▶ Data tied to figure images:
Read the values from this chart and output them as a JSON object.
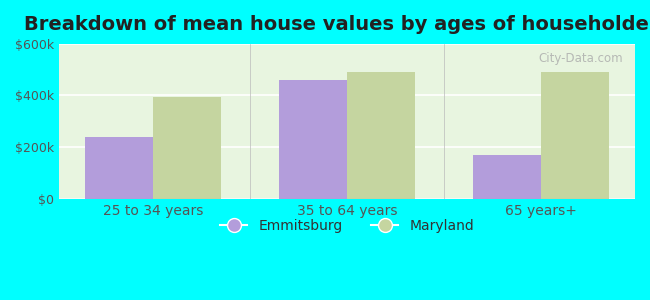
{
  "title": "Breakdown of mean house values by ages of householders",
  "categories": [
    "25 to 34 years",
    "35 to 64 years",
    "65 years+"
  ],
  "emmitsburg_values": [
    240000,
    460000,
    170000
  ],
  "maryland_values": [
    395000,
    490000,
    490000
  ],
  "emmitsburg_color": "#b39ddb",
  "maryland_color": "#c5d5a0",
  "ylim": [
    0,
    600000
  ],
  "yticks": [
    0,
    200000,
    400000,
    600000
  ],
  "ytick_labels": [
    "$0",
    "$200k",
    "$400k",
    "$600k"
  ],
  "legend_labels": [
    "Emmitsburg",
    "Maryland"
  ],
  "background_color": "#00ffff",
  "bar_width": 0.35,
  "title_fontsize": 14,
  "axis_label_fontsize": 10,
  "tick_fontsize": 9,
  "legend_fontsize": 10,
  "watermark": "City-Data.com"
}
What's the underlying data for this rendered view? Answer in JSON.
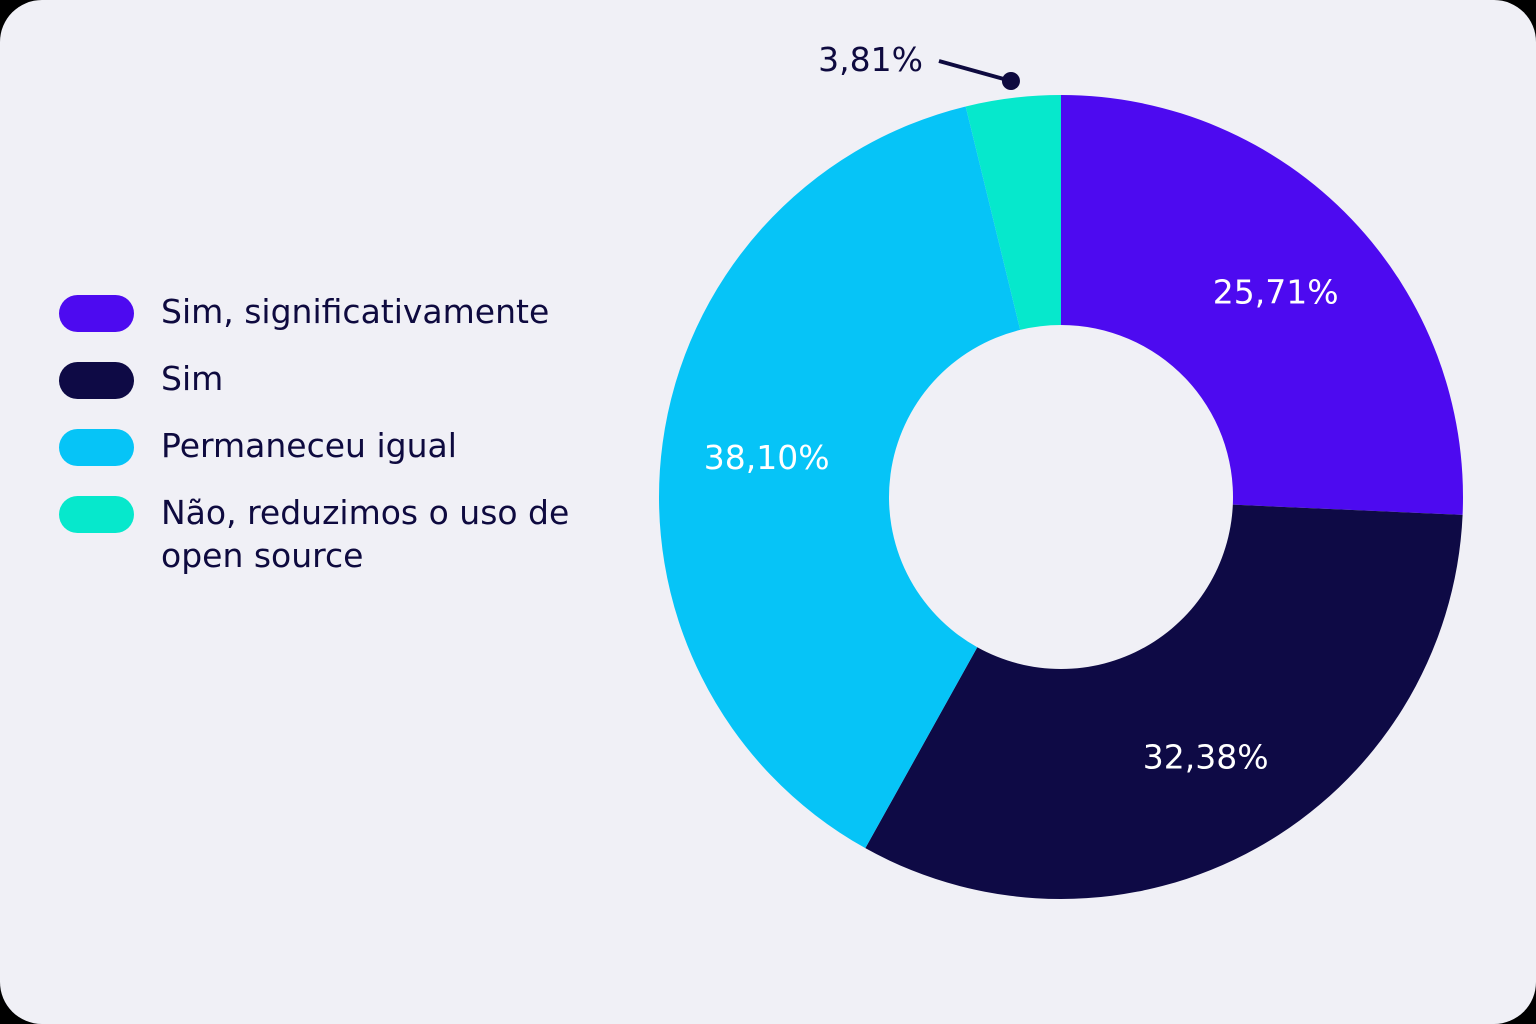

▶ Task: Copy out the records above in full, exactly as written, but not the pictures.

▶ Solution for this problem:
Read the values from this chart and output them as a JSON object.
{
  "title": "Breakdown of mean house values by ages of householders",
  "categories": [
    "25 to 34 years",
    "35 to 64 years",
    "65 years+"
  ],
  "emmitsburg_values": [
    240000,
    460000,
    170000
  ],
  "maryland_values": [
    395000,
    490000,
    490000
  ],
  "emmitsburg_color": "#b39ddb",
  "maryland_color": "#c5d5a0",
  "ylim": [
    0,
    600000
  ],
  "yticks": [
    0,
    200000,
    400000,
    600000
  ],
  "ytick_labels": [
    "$0",
    "$200k",
    "$400k",
    "$600k"
  ],
  "legend_labels": [
    "Emmitsburg",
    "Maryland"
  ],
  "background_color": "#00ffff",
  "bar_width": 0.35,
  "title_fontsize": 14,
  "axis_label_fontsize": 10,
  "tick_fontsize": 9,
  "legend_fontsize": 10,
  "watermark": "City-Data.com"
}
What's the underlying data for this rendered view? Answer in JSON.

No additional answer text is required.